Extracted data entries
■ ■ ■ ■ ■
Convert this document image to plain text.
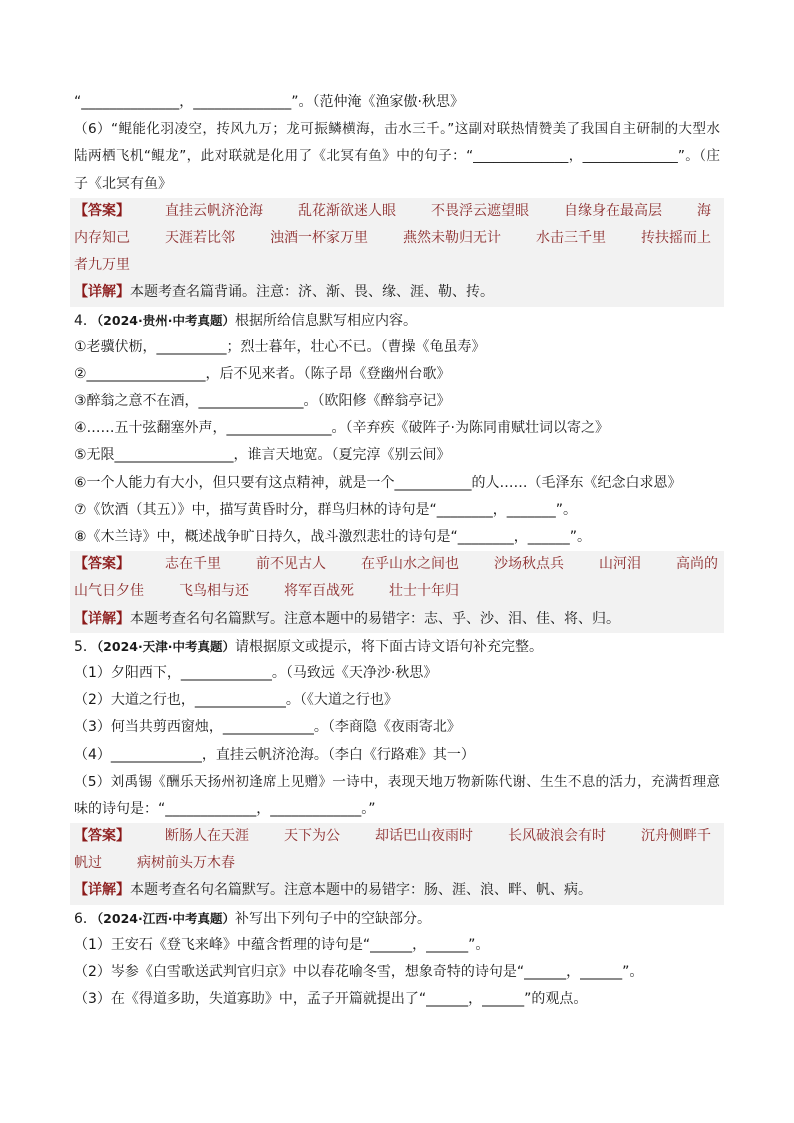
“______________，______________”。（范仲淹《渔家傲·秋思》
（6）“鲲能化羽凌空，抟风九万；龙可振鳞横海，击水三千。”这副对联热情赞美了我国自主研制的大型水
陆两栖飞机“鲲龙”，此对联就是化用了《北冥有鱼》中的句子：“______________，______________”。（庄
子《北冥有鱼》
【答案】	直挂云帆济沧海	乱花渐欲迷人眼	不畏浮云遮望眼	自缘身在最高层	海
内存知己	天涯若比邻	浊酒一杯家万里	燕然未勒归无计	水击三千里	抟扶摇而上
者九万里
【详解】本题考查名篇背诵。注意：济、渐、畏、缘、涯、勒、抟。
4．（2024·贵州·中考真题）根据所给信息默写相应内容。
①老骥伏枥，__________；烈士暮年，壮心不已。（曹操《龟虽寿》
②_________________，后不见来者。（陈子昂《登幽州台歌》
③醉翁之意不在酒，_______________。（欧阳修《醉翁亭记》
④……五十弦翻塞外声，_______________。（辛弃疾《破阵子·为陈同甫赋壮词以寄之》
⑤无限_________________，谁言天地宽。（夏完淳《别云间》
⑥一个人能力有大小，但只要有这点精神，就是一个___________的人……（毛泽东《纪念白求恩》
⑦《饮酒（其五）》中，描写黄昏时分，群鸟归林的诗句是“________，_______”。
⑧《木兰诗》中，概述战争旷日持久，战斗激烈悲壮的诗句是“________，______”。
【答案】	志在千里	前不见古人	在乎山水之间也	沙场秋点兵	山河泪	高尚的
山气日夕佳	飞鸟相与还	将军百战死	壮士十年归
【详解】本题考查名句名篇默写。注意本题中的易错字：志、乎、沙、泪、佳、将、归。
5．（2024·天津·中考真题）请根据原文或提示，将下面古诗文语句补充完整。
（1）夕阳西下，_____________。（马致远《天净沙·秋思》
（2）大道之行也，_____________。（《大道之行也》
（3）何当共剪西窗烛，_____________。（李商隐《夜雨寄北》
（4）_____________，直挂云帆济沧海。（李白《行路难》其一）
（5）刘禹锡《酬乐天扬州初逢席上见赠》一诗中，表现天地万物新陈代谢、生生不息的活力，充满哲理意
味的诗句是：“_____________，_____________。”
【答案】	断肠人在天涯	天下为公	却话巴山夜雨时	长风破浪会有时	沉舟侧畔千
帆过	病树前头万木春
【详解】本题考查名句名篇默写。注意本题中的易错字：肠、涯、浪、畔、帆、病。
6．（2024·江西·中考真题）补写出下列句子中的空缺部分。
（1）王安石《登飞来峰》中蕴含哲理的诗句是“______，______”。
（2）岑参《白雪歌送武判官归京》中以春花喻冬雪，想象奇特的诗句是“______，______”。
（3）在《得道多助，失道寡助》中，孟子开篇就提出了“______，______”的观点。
■ ■ ■ ■ ■
» EXERCISE GOAL: Where a line of the data holds "注意本题中的易错字", show that line.

» TASK SOLUTION:
【详解】本题考查名句名篇默写。注意本题中的易错字：志、乎、沙、泪、佳、将、归。
【详解】本题考查名句名篇默写。注意本题中的易错字：肠、涯、浪、畔、帆、病。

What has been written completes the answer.